- [Exercise description]: Render each line of the records below as a Markdown table with two columns, Entry and Content, numbering the rows consecutively and omitting blank lines. Leave the pictures out of the table.

** start of Raw data **

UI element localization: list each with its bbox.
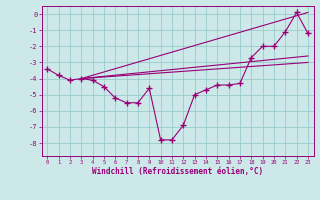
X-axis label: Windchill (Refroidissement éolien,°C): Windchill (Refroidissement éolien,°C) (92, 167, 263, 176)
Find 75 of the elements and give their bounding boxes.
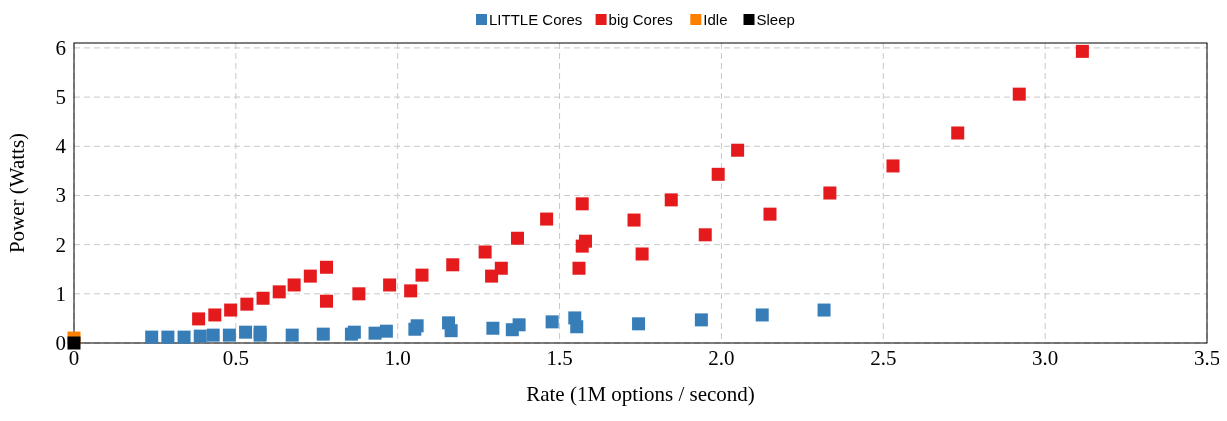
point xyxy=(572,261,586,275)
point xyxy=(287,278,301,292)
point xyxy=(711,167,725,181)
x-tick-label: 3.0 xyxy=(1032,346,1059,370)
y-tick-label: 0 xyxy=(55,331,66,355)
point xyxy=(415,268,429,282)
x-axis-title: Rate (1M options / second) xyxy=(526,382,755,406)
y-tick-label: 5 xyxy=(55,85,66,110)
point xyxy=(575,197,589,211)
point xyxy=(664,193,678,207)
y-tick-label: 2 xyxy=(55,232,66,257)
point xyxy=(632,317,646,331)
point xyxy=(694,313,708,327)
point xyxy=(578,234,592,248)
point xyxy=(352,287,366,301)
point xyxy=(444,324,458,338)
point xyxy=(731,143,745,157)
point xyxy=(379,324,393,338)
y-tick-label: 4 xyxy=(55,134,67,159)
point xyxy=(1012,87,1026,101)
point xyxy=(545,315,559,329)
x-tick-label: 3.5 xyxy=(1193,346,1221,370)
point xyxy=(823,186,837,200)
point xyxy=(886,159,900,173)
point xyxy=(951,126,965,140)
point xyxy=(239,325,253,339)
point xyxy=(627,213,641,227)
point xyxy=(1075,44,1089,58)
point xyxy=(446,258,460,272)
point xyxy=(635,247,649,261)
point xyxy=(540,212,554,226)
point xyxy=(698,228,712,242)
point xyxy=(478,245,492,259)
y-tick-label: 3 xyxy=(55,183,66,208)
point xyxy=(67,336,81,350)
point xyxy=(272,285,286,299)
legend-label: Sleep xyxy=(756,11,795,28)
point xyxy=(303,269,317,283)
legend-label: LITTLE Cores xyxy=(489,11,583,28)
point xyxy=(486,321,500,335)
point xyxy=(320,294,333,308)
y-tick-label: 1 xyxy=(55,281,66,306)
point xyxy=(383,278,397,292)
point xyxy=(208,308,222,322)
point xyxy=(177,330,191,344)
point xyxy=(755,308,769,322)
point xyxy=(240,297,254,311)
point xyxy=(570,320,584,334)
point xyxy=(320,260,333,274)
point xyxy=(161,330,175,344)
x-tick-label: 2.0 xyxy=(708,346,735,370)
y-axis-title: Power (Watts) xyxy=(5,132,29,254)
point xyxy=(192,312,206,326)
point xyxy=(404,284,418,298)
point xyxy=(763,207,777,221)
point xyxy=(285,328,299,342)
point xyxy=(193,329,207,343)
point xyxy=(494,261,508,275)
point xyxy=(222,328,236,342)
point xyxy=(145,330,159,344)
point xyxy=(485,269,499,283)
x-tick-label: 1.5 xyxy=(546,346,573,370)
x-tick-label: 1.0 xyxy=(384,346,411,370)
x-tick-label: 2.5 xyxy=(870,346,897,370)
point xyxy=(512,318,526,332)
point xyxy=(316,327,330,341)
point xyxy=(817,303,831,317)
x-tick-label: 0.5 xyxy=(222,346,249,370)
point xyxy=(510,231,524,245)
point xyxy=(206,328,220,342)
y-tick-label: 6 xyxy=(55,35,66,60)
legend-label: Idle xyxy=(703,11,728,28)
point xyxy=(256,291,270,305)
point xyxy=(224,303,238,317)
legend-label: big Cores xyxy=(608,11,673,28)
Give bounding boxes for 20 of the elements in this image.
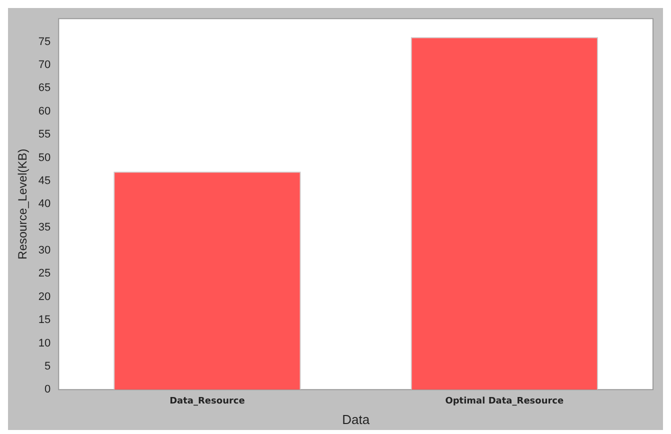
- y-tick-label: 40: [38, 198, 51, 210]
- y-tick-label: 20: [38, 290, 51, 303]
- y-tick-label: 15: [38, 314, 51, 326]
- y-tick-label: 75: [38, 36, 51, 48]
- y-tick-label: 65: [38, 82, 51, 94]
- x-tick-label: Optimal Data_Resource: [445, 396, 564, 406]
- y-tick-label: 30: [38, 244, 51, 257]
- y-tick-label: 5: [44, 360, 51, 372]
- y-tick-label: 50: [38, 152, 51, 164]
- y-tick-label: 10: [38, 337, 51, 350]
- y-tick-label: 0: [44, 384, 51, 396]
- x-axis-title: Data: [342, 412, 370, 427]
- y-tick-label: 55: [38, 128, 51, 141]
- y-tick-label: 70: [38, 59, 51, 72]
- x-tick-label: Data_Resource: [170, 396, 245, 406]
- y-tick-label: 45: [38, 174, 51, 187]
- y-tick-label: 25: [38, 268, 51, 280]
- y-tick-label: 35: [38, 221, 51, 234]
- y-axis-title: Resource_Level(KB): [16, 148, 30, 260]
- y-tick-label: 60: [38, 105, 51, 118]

** end of Raw data **

- [Solution to the problem]:
| Entry | Content |
|---|---|
| 1 | UI element localization: list each with its bbox. |
| 2 | X-axis label: Windchill (Refroidissement éolien,°C): Windchill (Refroidissement éolien,°C) (92, 167, 263, 176) |
| 3 | Find 75 of the elements and give their bounding boxes. |
| 4 | point xyxy=(572,261,586,275) |
| 5 | point xyxy=(287,278,301,292) |
| 6 | point xyxy=(711,167,725,181) |
| 7 | x-tick-label: 3.0 xyxy=(1032,346,1059,370) |
| 8 | y-tick-label: 0 xyxy=(55,331,66,355) |
| 9 | point xyxy=(415,268,429,282) |
| 10 | x-axis-title: Rate (1M options / second) xyxy=(526,382,755,406) |
| 11 | y-tick-label: 5 xyxy=(55,85,66,110) |
| 12 | point xyxy=(575,197,589,211) |
| 13 | point xyxy=(664,193,678,207) |
| 14 | y-tick-label: 2 xyxy=(55,232,66,257) |
| 15 | point xyxy=(632,317,646,331) |
| 16 | point xyxy=(694,313,708,327) |
| 17 | point xyxy=(578,234,592,248) |
| 18 | point xyxy=(352,287,366,301) |
| 19 | point xyxy=(444,324,458,338) |
| 20 | point xyxy=(731,143,745,157) |
| 21 | point xyxy=(379,324,393,338) |
| 22 | y-tick-label: 4 xyxy=(55,134,67,159) |
| 23 | point xyxy=(1012,87,1026,101) |
| 24 | point xyxy=(545,315,559,329) |
| 25 | x-tick-label: 3.5 xyxy=(1193,346,1221,370) |
| 26 | point xyxy=(823,186,837,200) |
| 27 | point xyxy=(886,159,900,173) |
| 28 | point xyxy=(951,126,965,140) |
| 29 | point xyxy=(239,325,253,339) |
| 30 | point xyxy=(627,213,641,227) |
| 31 | point xyxy=(1075,44,1089,58) |
| 32 | point xyxy=(446,258,460,272) |
| 33 | point xyxy=(635,247,649,261) |
| 34 | point xyxy=(540,212,554,226) |
| 35 | point xyxy=(698,228,712,242) |
| 36 | point xyxy=(478,245,492,259) |
| 37 | y-tick-label: 3 xyxy=(55,183,66,208) |
| 38 | point xyxy=(67,336,81,350) |
| 39 | point xyxy=(272,285,286,299) |
| 40 | legend-label: Sleep xyxy=(756,11,795,28) |
| 41 | point xyxy=(303,269,317,283) |
| 42 | legend-label: LITTLE Cores xyxy=(489,11,583,28) |
| 43 | point xyxy=(486,321,500,335) |
| 44 | point xyxy=(320,294,333,308) |
| 45 | y-tick-label: 1 xyxy=(55,281,66,306) |
| 46 | point xyxy=(383,278,397,292) |
| 47 | point xyxy=(208,308,222,322) |
| 48 | point xyxy=(177,330,191,344) |
| 49 | point xyxy=(755,308,769,322) |
| 50 | point xyxy=(240,297,254,311) |
| 51 | point xyxy=(570,320,584,334) |
| 52 | point xyxy=(320,260,333,274) |
| 53 | point xyxy=(161,330,175,344) |
| 54 | x-tick-label: 2.0 xyxy=(708,346,735,370) |
| 55 | y-axis-title: Power (Watts) xyxy=(5,132,29,254) |
| 56 | point xyxy=(192,312,206,326) |
| 57 | point xyxy=(404,284,418,298) |
| 58 | point xyxy=(763,207,777,221) |
| 59 | point xyxy=(285,328,299,342) |
| 60 | point xyxy=(193,329,207,343) |
| 61 | point xyxy=(494,261,508,275) |
| 62 | point xyxy=(222,328,236,342) |
| 63 | point xyxy=(145,330,159,344) |
| 64 | point xyxy=(485,269,499,283) |
| 65 | x-tick-label: 1.5 xyxy=(546,346,573,370) |
| 66 | x-tick-label: 1.0 xyxy=(384,346,411,370) |
| 67 | x-tick-label: 2.5 xyxy=(870,346,897,370) |
| 68 | point xyxy=(512,318,526,332) |
| 69 | point xyxy=(316,327,330,341) |
| 70 | point xyxy=(817,303,831,317) |
| 71 | x-tick-label: 0.5 xyxy=(222,346,249,370) |
| 72 | point xyxy=(510,231,524,245) |
| 73 | point xyxy=(206,328,220,342) |
| 74 | y-tick-label: 6 xyxy=(55,35,66,60) |
| 75 | legend-label: Idle xyxy=(703,11,728,28) |
| 76 | point xyxy=(256,291,270,305) |
| 77 | point xyxy=(224,303,238,317) |
| 78 | legend-label: big Cores xyxy=(608,11,673,28) |
| 79 | Give bounding boxes for 20 of the elements in this image. |
| 80 | - y-tick-label: 40: [38, 198, 51, 210] |
| 81 | - y-tick-label: 20: [38, 290, 51, 303] |
| 82 | - y-tick-label: 15: [38, 314, 51, 326] |
| 83 | - y-tick-label: 75: [38, 36, 51, 48] |
| 84 | - y-tick-label: 65: [38, 82, 51, 94] |
| 85 | - x-tick-label: Optimal Data_Resource: [445, 396, 564, 406] |
| 86 | - y-tick-label: 30: [38, 244, 51, 257] |
| 87 | - y-tick-label: 5: [44, 360, 51, 372] |
| 88 | - y-tick-label: 50: [38, 152, 51, 164] |
| 89 | - y-tick-label: 10: [38, 337, 51, 350] |
| 90 | - y-tick-label: 0: [44, 384, 51, 396] |
| 91 | - x-axis-title: Data: [342, 412, 370, 427] |
| 92 | - y-tick-label: 55: [38, 128, 51, 141] |
| 93 | - y-tick-label: 70: [38, 59, 51, 72] |
| 94 | - x-tick-label: Data_Resource: [170, 396, 245, 406] |
| 95 | - y-tick-label: 45: [38, 174, 51, 187] |
| 96 | - y-tick-label: 25: [38, 268, 51, 280] |
| 97 | - y-tick-label: 35: [38, 221, 51, 234] |
| 98 | - y-axis-title: Resource_Level(KB): [16, 148, 30, 260] |
| 99 | - y-tick-label: 60: [38, 105, 51, 118] |